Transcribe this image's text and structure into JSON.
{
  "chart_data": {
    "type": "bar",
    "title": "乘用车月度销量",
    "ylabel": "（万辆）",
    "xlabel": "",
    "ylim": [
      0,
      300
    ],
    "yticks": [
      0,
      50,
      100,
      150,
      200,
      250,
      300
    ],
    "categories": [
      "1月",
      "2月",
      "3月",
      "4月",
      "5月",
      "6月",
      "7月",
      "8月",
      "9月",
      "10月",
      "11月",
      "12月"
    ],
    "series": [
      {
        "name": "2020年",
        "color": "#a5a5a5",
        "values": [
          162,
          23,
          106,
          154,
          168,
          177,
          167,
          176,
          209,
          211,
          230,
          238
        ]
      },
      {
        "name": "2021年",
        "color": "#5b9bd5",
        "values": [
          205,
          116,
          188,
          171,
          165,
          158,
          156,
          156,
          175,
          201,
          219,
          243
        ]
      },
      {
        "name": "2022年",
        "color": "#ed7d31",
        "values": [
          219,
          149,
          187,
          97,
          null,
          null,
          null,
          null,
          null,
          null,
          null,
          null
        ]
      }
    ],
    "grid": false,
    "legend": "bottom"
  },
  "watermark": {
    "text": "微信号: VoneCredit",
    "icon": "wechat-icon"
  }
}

§

_Goal of the exercise_
The records above should be restated word for word, please.

_Result of this exercise_
Transcribe this image's text and structure into JSON.
{
  "chart_data": {
    "type": "bar",
    "title": "乘用车月度销量",
    "ylabel": "（万辆）",
    "xlabel": "",
    "ylim": [
      0,
      300
    ],
    "yticks": [
      0,
      50,
      100,
      150,
      200,
      250,
      300
    ],
    "categories": [
      "1月",
      "2月",
      "3月",
      "4月",
      "5月",
      "6月",
      "7月",
      "8月",
      "9月",
      "10月",
      "11月",
      "12月"
    ],
    "series": [
      {
        "name": "2020年",
        "color": "#a5a5a5",
        "values": [
          162,
          23,
          106,
          154,
          168,
          177,
          167,
          176,
          209,
          211,
          230,
          238
        ]
      },
      {
        "name": "2021年",
        "color": "#5b9bd5",
        "values": [
          205,
          116,
          188,
          171,
          165,
          158,
          156,
          156,
          175,
          201,
          219,
          243
        ]
      },
      {
        "name": "2022年",
        "color": "#ed7d31",
        "values": [
          219,
          149,
          187,
          97,
          null,
          null,
          null,
          null,
          null,
          null,
          null,
          null
        ]
      }
    ],
    "grid": false,
    "legend": "bottom"
  },
  "watermark": {
    "text": "微信号: VoneCredit",
    "icon": "wechat-icon"
  }
}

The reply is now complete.